__RECORDS SHOWN__

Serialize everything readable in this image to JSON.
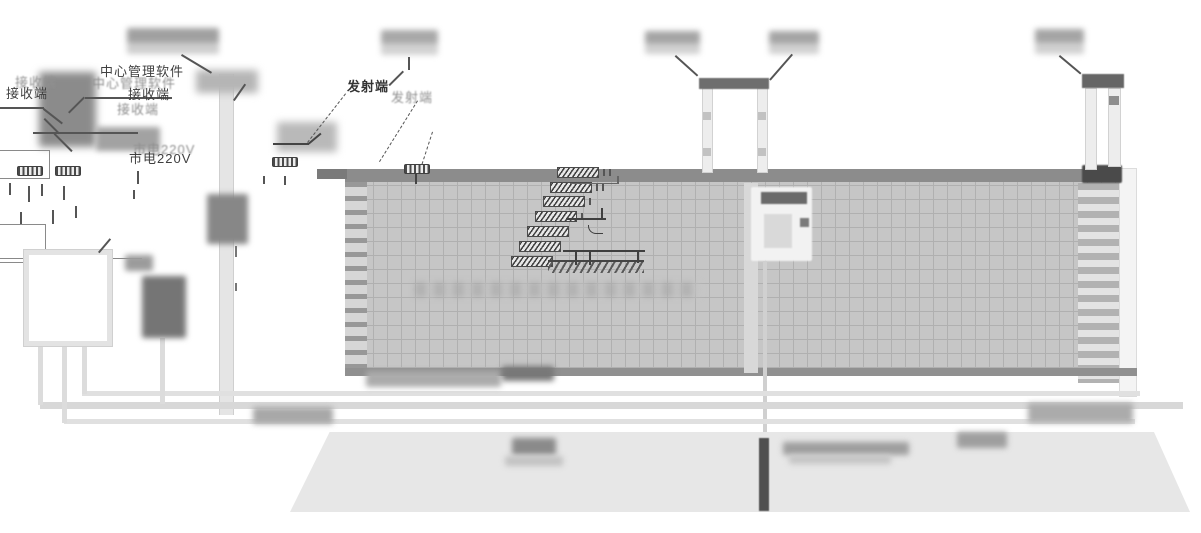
{
  "diagram": {
    "title": "perimeter-security-fence-installation-diagram",
    "labels": {
      "management_software": "中心管理软件",
      "receiver": "接收端",
      "transmitter": "发射端",
      "mains_power": "市电220V"
    },
    "colors": {
      "fence_mesh": "#c6c6c6",
      "fence_rail": "#8c8c8c",
      "fence_bottom_rail": "#909090",
      "ground": "#e7e7e7",
      "line": "#555555",
      "blurred_label": "#a0a0a0",
      "dark_device": "#757575",
      "conduit": "#4f4f4f"
    }
  }
}
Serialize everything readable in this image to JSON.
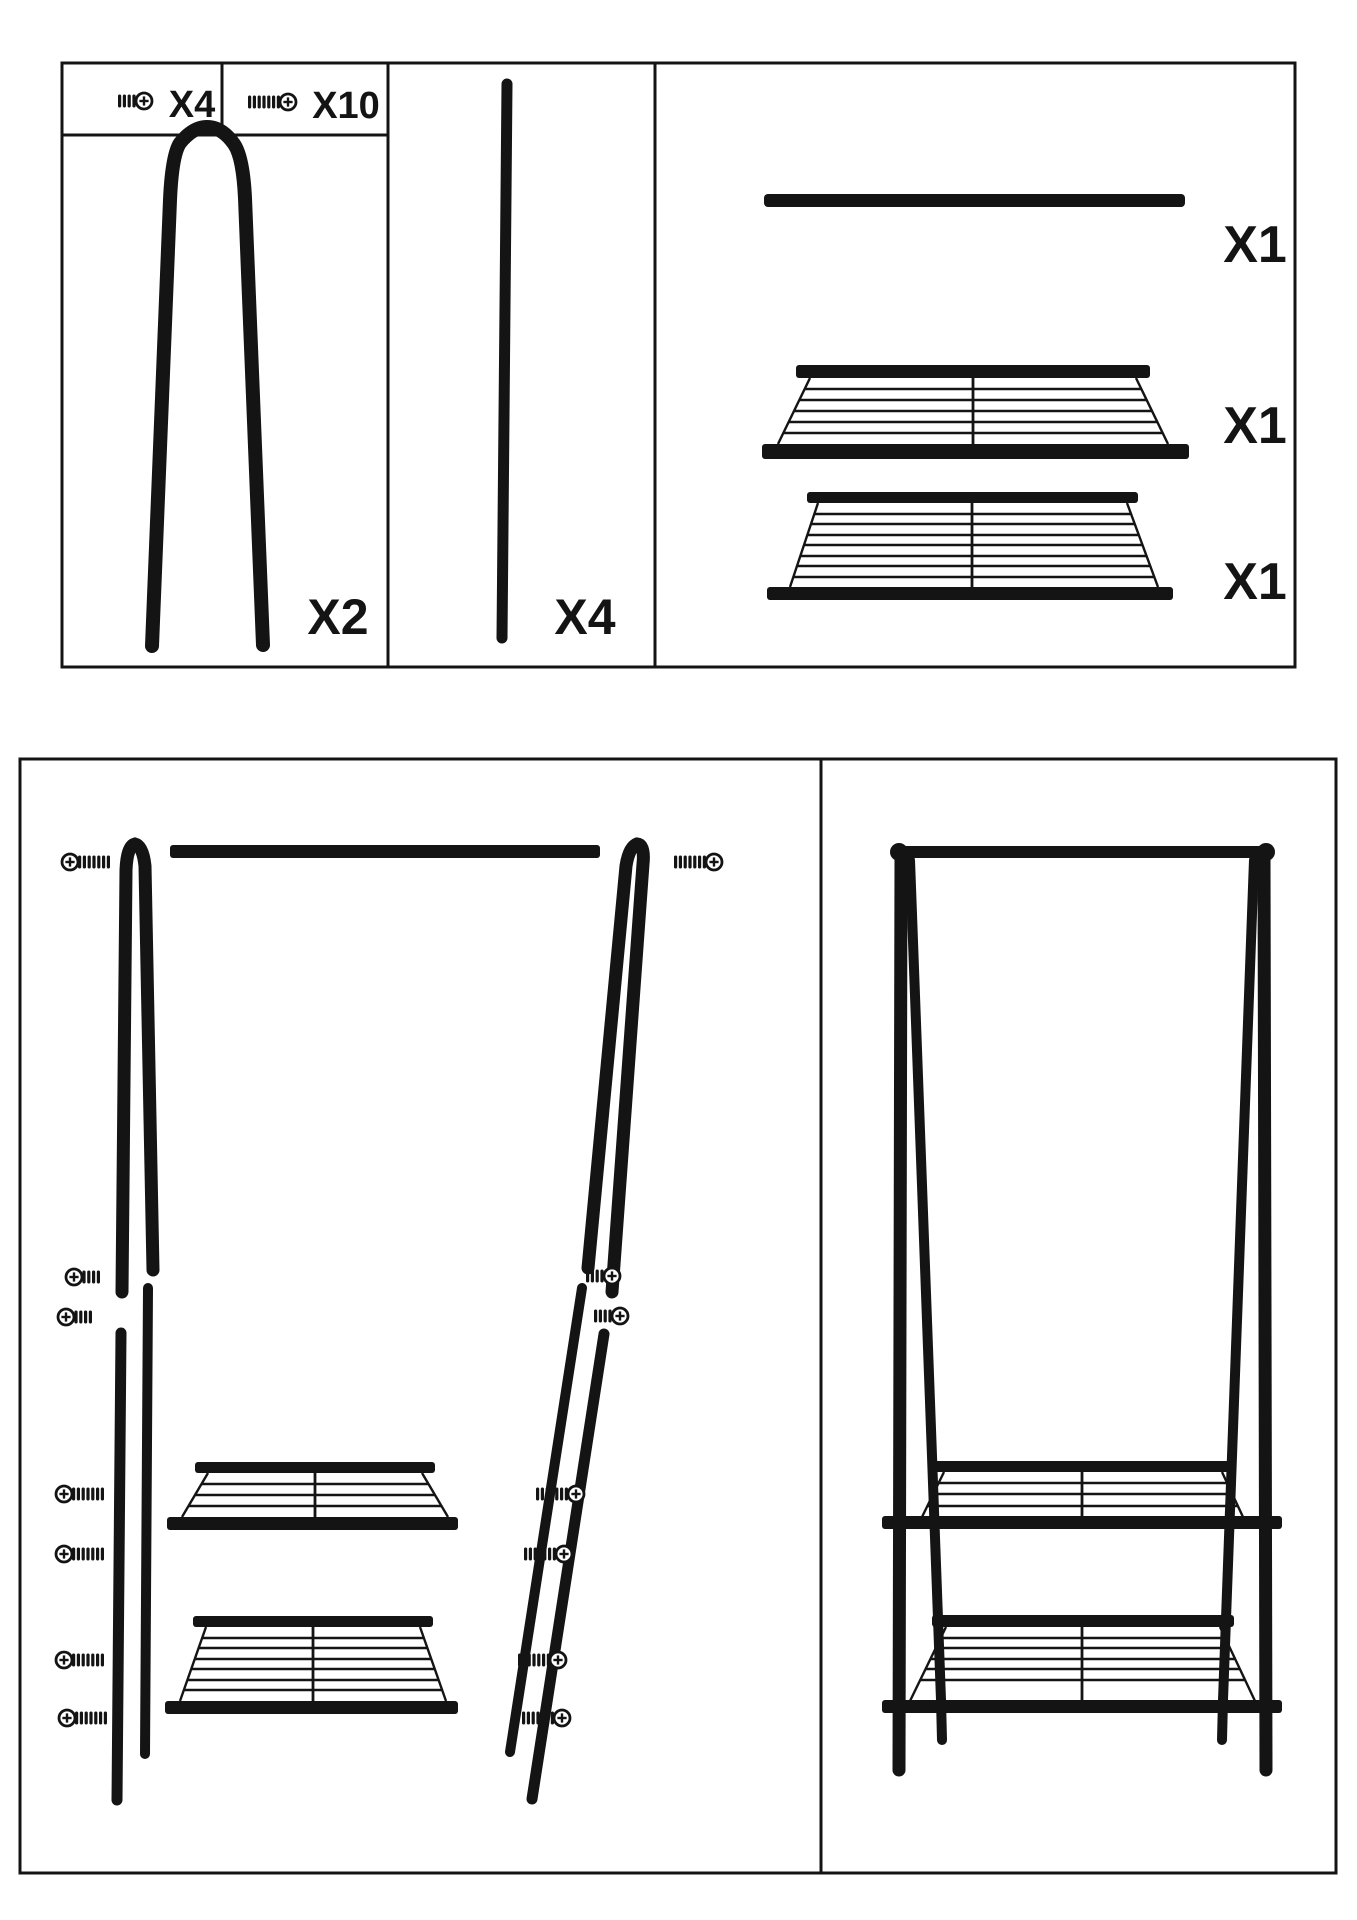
{
  "colors": {
    "ink": "#141414",
    "paper": "#ffffff"
  },
  "parts_list": {
    "short_screw_qty": "X4",
    "long_screw_qty": "X10",
    "a_frame_qty": "X2",
    "pole_qty": "X4",
    "hanging_rail_qty": "X1",
    "middle_shelf_qty": "X1",
    "bottom_shelf_qty": "X1"
  }
}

__EXERCISE DIRECTIONS__
The records above need to be given again exactly. Omit the pictures.

__ANSWER IN FULL__
Serialize everything readable in this image to JSON.
{
  "diagram": {
    "title": "perimeter-security-fence-installation-diagram",
    "labels": {
      "management_software": "中心管理软件",
      "receiver": "接收端",
      "transmitter": "发射端",
      "mains_power": "市电220V"
    },
    "colors": {
      "fence_mesh": "#c6c6c6",
      "fence_rail": "#8c8c8c",
      "fence_bottom_rail": "#909090",
      "ground": "#e7e7e7",
      "line": "#555555",
      "blurred_label": "#a0a0a0",
      "dark_device": "#757575",
      "conduit": "#4f4f4f"
    }
  }
}
Serialize everything readable in this image to JSON.
{
  "colors": {
    "ink": "#141414",
    "paper": "#ffffff"
  },
  "parts_list": {
    "short_screw_qty": "X4",
    "long_screw_qty": "X10",
    "a_frame_qty": "X2",
    "pole_qty": "X4",
    "hanging_rail_qty": "X1",
    "middle_shelf_qty": "X1",
    "bottom_shelf_qty": "X1"
  }
}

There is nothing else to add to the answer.